* [What the task asks]: Which lines have the string "JSON"? Copy all of them from the entries below.

::: Exercise input

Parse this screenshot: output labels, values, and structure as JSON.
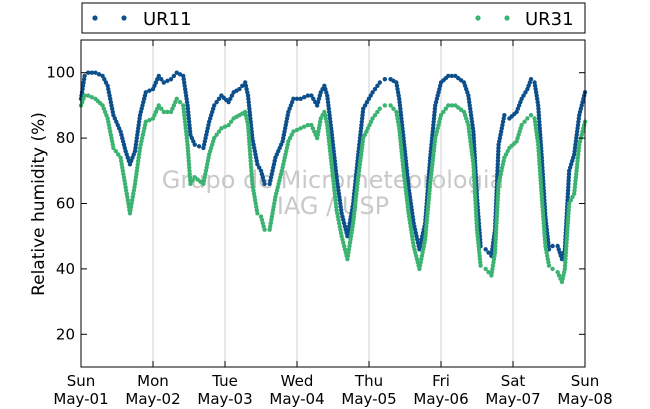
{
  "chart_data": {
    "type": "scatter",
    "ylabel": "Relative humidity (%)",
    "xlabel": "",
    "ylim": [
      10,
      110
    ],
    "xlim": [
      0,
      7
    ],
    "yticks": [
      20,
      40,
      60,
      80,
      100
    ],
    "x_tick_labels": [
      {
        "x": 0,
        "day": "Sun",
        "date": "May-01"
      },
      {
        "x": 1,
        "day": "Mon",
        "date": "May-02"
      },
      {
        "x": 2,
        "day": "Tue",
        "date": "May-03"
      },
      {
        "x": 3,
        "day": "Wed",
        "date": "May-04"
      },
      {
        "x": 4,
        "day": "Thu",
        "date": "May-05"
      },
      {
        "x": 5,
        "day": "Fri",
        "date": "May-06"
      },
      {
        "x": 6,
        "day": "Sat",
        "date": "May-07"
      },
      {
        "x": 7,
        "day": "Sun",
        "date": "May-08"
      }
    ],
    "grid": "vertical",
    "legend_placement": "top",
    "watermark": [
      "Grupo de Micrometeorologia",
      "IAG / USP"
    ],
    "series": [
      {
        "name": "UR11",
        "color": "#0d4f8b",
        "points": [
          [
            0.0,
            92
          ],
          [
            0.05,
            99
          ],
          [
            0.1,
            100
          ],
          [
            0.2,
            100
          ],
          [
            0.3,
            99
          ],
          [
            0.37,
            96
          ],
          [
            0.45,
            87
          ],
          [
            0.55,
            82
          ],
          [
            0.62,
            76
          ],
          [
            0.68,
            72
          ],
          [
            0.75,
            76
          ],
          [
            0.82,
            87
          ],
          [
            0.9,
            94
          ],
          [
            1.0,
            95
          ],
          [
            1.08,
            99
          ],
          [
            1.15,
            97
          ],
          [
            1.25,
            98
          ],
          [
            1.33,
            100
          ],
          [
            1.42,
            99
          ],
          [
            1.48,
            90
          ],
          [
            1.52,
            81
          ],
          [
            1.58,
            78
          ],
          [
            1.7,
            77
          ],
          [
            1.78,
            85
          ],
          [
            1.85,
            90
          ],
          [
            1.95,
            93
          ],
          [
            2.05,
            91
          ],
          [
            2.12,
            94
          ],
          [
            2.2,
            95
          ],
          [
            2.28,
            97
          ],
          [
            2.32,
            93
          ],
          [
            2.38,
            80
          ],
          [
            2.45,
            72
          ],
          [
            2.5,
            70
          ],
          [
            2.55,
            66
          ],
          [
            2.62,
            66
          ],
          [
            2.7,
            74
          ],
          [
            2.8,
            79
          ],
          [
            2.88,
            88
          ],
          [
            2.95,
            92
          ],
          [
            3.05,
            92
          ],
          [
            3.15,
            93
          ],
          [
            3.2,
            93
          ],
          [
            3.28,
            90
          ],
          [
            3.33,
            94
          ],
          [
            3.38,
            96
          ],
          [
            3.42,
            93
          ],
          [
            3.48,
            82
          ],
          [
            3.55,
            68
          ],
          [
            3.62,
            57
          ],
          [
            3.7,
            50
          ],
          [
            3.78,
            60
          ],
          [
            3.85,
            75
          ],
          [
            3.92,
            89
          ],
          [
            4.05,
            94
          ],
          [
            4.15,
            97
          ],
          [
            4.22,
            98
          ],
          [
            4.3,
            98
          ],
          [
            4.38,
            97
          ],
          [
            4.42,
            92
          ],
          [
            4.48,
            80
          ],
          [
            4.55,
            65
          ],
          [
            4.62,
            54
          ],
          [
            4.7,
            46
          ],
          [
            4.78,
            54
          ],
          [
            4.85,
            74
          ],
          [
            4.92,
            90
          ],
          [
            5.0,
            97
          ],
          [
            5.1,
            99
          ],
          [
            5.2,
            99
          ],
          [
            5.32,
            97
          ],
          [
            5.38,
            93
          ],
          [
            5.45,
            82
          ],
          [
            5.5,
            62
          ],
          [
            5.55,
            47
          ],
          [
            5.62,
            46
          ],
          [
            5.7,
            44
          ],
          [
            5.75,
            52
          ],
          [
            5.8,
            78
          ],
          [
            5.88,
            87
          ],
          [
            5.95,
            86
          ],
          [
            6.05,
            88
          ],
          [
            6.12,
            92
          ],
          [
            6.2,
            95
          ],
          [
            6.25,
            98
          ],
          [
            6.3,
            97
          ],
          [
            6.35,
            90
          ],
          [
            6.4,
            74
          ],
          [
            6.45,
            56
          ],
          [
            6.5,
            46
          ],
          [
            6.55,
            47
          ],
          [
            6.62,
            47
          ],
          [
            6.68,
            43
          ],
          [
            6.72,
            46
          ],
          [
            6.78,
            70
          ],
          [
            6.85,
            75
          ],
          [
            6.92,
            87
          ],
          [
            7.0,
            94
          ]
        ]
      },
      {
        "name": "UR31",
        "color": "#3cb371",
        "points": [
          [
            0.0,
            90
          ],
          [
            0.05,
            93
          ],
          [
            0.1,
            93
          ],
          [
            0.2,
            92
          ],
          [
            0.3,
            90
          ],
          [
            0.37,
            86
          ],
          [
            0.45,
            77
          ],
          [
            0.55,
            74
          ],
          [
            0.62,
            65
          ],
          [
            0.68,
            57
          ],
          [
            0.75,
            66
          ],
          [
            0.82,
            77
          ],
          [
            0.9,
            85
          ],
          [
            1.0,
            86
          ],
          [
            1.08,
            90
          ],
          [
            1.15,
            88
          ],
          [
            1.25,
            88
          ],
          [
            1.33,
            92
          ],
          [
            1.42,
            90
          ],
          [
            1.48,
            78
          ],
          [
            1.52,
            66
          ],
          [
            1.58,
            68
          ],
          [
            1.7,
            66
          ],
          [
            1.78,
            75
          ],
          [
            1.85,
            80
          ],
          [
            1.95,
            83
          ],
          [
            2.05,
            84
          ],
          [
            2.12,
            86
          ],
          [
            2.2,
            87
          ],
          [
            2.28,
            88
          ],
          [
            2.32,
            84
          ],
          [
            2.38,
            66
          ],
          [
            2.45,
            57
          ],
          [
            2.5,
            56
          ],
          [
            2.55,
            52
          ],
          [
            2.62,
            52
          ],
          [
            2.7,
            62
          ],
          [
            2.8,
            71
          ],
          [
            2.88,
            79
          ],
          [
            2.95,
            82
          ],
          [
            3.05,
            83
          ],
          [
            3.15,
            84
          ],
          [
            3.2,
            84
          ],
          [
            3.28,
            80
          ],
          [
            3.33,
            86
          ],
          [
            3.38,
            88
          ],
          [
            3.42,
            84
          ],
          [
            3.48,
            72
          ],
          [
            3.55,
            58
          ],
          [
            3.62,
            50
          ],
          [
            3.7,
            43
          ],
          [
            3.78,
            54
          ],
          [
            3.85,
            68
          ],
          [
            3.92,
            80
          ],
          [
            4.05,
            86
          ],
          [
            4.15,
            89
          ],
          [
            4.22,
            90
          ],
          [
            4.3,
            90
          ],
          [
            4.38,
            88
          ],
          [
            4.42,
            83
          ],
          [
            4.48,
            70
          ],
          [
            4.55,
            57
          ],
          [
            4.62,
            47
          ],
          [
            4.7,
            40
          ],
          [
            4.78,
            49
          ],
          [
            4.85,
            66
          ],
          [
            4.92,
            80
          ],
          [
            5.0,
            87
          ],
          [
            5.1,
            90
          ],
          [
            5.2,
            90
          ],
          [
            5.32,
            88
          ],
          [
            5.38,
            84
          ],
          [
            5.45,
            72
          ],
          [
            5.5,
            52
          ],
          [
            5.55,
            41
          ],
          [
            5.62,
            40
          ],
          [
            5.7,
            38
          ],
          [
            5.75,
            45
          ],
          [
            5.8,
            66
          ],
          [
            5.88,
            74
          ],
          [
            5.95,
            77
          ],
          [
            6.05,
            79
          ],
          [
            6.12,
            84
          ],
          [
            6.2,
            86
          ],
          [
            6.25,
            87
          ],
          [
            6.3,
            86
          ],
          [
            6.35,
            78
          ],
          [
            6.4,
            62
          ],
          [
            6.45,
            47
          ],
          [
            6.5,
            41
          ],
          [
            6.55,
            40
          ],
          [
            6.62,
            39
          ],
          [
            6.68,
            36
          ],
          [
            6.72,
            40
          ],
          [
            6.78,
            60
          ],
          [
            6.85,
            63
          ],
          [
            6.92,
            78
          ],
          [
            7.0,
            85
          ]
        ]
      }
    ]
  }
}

::::::
::: Exercise input

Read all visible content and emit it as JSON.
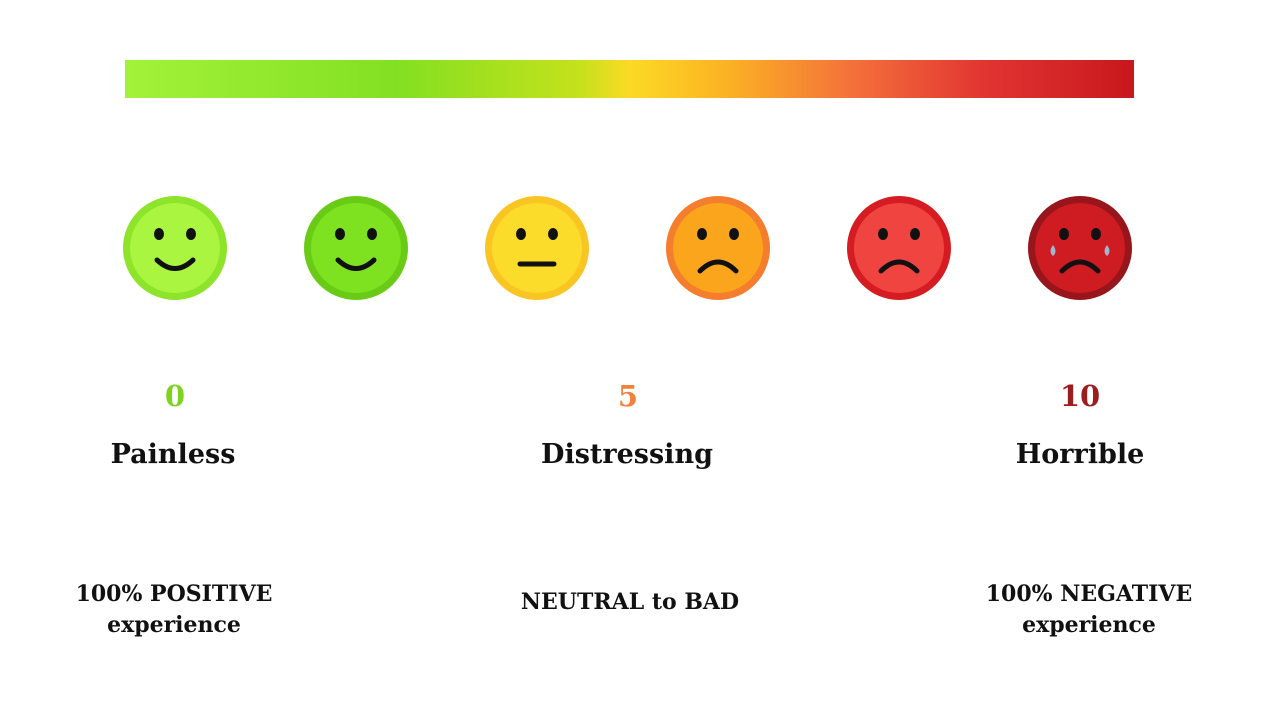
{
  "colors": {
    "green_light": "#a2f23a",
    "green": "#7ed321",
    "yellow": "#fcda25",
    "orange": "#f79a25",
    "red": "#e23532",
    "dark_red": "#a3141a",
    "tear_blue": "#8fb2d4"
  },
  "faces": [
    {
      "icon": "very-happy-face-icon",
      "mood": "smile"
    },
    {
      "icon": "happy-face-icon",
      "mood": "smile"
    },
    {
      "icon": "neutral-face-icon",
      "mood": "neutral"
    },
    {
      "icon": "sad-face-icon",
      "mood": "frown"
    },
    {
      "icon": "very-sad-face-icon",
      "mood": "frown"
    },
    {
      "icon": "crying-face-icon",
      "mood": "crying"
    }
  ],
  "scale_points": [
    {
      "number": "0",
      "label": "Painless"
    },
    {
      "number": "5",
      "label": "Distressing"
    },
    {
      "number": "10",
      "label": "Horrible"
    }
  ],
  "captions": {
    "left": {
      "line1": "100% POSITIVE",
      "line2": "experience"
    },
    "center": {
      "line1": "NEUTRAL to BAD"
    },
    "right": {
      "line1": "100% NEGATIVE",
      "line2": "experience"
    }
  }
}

::::::

* [Expected output]:
Parse this screenshot: output labels, values, and structure as JSON.
Read all visible content and emit it as JSON.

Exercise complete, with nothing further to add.